Text:
------------------------------------------------------------
What was more interesting at the time was the inflation driven commodity boom that spun out of the oil shock and the out-of-control money printing of those years of Cold War and socialist governance. The 70s were typified as inflationary but the post-war years were hugely reflationary, especially for assets, and it took a long period of economic rebuilding to reach a stage where the newly printed money started to overflow the system and rush into inflationary price spirals. When fiat hit the fan in the 1970s, up went commodities.
People remember gold because it had been artificially held low by the U.S. and it was hard to come by. In those days of capital controls, so many of the financial tools we take for granted now were not only unavailable but were downright illegal. You could not take your money out of your country for a start. We think tax is high today but back then, in the U.K., tax was 98% if you had the gall to have unearned income on top of your other earnings. Passive income was a social evil in 1970s.
So finally, the market caught up with the central planners and bang gold went from $20 an ounce to hundreds. Then off went oil, jumping 400%. Then one after another the commodities followed, each in their turn booming and crashing as broken economies fell into various states of recession and economies began to restructure. In Europe people forget that the government owned pretty much everything, from your phone service, to the steel mills, to the electricity company, to the banks, to the airlines and some are old enough to remember how crummy and moribund the services they provided were.
The overarching state created no room for balance or change and economic gravity ensured that slowly but surely these non-optimum systems crumbled and fell apart just as the Soviet system was to be shattered by the same process just over a decade later.
Commodities prices were the foundation that cracked first and brought about the painful but necessary reorganization of the early 1980s.
This is all opinion, of course, but what we see today is something similar to the 1970s again and the question is how to profit from it. We are in a new commodity/inflation zoom/boom/doom loop again.
Here is a nice long gold chart:
The lines are what a bull will see, though many gold fans will see bitcoin-style appreciation that would dwarf my projections. I am not such an ultra-bull but the trajectory of gold above looks fine to me. It is good to note the time axis. A major rise could take a long time.
Meanwhile it is the other commodities we should be watching. Which is the next food stuff to lose its base and go vertical? Wheat has already done it, so which one is next?
As a child I remember sugar. It went vertically from £60 a tonne to £300 and of course fell back again. But the rise was stupendous. Sugar is calories and as basic a need as flour. So when I see this I buy:
That is one sweet break out. But the chart below it sweeter still:
I believe these charts are extremely self-explanatory, so I won’t patronize my readers by spelling out the obvious. So I now have quite a lot of the Teucrium Sugar ETF (AMEX:CANE) and a pile of Calls.
Commodity bubbles are here to stay and it is only a matter of catching them as they come. Meanwhile gold is just going to grind along, because commodities and anything physical are not going up in value, it’s just that the value of money is going down…. way down.
------------------------------------------------------------
Exercise tasks:
(1) Repeat the stretch of the commodities article from "Meanwhile it is" through "one is next?", switching "Wheat" to "Corn".
(2) For each statement, say whether the commodities article agrees, answering yes or no and quoting the words that decide it: (a) In the U.K. in the 1970s, unearned income could be taxed at 98%. (b) Oil rose by 200%. (c) The writer calls themselves an ultra-bull on gold.
(3) In the commodities article, what price range did sugar rise through in the writer's childhood memory?

Labeled region entries:
------------------------------------------------------------
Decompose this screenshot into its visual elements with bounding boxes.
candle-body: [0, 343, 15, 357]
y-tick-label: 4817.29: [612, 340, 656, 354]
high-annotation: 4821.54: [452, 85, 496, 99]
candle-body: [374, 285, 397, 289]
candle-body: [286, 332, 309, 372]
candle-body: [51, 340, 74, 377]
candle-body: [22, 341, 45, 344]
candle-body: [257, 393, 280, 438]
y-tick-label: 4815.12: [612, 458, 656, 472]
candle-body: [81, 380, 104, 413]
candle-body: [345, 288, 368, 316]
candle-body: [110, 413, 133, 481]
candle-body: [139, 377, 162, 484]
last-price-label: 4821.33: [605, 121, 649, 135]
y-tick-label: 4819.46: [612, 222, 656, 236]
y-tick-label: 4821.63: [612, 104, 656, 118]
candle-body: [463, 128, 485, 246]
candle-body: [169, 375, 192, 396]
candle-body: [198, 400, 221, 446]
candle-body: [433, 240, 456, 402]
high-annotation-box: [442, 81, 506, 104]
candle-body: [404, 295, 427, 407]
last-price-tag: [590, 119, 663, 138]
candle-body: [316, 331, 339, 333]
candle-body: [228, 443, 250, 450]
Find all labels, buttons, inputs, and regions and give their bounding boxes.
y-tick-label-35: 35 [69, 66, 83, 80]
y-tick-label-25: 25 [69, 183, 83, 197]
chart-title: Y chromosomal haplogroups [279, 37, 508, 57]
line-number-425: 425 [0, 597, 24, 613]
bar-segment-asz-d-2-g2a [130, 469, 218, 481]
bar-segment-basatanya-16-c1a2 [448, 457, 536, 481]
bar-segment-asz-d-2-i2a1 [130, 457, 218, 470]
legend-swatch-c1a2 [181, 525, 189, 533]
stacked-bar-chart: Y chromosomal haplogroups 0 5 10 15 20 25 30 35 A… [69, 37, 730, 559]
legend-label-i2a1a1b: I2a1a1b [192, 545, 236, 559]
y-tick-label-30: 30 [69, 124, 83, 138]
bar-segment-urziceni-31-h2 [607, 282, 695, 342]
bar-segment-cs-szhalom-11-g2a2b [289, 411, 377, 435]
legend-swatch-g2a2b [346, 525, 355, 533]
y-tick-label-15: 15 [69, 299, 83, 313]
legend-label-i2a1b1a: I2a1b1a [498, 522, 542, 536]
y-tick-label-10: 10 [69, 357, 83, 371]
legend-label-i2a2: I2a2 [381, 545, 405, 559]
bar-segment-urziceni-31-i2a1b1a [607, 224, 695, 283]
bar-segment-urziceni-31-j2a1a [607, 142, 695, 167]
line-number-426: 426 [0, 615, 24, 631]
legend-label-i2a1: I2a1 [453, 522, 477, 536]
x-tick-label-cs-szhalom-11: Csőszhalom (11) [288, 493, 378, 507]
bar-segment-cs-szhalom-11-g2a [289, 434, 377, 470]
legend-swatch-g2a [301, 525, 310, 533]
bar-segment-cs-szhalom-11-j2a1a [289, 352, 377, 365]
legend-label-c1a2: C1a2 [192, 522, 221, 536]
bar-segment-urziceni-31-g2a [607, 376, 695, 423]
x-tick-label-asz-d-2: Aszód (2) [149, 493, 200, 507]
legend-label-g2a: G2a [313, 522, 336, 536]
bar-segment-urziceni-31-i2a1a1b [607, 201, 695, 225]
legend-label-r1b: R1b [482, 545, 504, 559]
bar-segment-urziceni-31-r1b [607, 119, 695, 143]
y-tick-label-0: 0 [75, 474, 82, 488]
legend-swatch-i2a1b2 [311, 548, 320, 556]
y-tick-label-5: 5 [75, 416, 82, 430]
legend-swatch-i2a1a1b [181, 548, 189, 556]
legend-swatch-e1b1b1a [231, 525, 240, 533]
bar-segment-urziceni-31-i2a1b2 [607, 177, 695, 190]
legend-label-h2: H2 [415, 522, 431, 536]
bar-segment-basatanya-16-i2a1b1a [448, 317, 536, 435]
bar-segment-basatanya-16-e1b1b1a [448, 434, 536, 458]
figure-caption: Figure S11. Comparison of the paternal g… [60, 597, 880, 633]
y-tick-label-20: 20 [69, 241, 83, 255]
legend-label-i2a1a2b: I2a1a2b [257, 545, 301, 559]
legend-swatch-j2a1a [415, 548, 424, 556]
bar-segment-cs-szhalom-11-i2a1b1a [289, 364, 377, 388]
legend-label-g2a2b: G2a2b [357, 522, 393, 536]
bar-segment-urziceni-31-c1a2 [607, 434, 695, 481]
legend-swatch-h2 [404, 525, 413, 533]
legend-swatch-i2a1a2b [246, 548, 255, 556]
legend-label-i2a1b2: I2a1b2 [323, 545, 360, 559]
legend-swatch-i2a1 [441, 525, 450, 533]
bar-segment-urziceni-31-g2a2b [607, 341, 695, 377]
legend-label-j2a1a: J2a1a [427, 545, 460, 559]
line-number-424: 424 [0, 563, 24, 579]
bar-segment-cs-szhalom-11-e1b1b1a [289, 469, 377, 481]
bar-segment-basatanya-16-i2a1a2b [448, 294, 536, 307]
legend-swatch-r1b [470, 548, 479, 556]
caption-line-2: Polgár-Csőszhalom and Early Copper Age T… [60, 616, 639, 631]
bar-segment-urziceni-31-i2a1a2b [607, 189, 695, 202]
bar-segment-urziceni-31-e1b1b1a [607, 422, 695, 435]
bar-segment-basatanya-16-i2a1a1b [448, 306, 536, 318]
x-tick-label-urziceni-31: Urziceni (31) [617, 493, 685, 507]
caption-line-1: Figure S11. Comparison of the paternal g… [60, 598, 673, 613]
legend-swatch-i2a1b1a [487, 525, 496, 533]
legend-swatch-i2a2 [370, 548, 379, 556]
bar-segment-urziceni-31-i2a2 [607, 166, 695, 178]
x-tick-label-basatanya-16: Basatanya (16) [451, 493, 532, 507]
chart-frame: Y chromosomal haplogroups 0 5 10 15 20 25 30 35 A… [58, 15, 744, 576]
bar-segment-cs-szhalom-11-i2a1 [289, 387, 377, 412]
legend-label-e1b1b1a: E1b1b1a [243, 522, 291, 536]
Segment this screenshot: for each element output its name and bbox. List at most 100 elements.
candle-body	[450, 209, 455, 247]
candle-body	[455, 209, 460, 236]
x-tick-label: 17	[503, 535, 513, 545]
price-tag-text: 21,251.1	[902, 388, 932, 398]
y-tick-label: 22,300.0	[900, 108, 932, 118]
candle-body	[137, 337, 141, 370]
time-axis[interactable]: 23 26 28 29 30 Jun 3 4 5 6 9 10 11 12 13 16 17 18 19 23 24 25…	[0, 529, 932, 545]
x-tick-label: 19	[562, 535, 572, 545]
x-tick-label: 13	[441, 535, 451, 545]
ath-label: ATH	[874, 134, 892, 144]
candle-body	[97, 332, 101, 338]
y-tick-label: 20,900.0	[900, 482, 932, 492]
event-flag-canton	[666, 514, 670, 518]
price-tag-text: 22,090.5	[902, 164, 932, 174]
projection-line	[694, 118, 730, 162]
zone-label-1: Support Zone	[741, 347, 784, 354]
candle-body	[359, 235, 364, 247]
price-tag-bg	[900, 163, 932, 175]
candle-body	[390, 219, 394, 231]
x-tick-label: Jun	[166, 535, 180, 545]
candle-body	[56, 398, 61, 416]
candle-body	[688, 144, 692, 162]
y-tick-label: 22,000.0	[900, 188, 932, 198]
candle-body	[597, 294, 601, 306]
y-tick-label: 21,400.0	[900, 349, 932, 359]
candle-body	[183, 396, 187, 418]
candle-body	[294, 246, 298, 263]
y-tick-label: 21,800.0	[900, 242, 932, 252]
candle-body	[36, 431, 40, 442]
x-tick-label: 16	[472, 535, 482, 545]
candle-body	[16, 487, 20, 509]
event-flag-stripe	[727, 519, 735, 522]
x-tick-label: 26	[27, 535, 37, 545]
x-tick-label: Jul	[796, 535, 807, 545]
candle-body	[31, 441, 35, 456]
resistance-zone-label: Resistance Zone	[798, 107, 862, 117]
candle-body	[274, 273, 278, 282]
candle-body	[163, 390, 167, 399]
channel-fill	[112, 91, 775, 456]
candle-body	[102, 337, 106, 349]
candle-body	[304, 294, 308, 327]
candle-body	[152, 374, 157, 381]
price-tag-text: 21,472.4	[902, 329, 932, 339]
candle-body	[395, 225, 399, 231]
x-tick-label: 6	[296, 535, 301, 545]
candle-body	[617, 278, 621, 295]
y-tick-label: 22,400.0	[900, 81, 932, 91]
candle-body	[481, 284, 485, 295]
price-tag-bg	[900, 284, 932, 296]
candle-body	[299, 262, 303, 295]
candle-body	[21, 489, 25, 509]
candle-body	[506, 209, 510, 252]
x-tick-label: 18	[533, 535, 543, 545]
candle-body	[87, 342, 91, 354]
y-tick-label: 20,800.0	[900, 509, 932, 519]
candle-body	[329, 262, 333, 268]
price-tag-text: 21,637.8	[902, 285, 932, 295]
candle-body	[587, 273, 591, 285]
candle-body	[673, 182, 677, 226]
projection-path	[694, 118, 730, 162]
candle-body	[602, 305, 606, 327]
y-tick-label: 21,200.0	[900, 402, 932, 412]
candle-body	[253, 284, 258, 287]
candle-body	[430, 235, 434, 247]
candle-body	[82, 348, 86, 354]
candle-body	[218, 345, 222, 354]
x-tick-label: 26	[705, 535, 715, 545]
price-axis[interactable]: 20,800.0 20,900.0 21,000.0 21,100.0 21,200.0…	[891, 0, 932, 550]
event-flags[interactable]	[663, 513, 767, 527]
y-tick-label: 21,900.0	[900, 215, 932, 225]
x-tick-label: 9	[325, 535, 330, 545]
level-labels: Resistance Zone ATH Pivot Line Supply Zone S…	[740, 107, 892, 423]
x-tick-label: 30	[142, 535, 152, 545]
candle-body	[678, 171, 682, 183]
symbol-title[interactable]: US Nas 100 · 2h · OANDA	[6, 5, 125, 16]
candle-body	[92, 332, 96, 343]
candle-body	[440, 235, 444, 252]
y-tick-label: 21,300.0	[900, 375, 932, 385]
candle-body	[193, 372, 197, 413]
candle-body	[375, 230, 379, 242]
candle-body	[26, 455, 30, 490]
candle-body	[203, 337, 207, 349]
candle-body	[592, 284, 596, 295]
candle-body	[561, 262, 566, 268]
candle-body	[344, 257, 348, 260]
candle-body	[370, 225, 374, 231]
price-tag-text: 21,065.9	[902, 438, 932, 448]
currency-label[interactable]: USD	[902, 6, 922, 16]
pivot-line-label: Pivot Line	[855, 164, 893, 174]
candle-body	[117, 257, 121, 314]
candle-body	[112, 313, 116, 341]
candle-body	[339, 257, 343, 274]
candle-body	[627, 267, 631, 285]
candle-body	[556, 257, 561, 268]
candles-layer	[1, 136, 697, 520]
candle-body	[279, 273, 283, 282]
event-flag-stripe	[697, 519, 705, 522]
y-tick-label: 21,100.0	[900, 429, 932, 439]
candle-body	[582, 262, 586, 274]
------------------------------------------------------------
Completed exercise:
(1)
Meanwhile it is the other commodities we should be watching. Which is the next food stuff to lose its base and go vertical? Corn has already done it, so which one is next?

(2)
(a) Yes: "in the U.K., tax was 98% if you had the gall to have unearned income on top of your other earnings"
(b) No: "Then off went oil, jumping 400%."
(c) No: "I am not such an ultra-bull"

(3) It went from £60 a tonne to £300.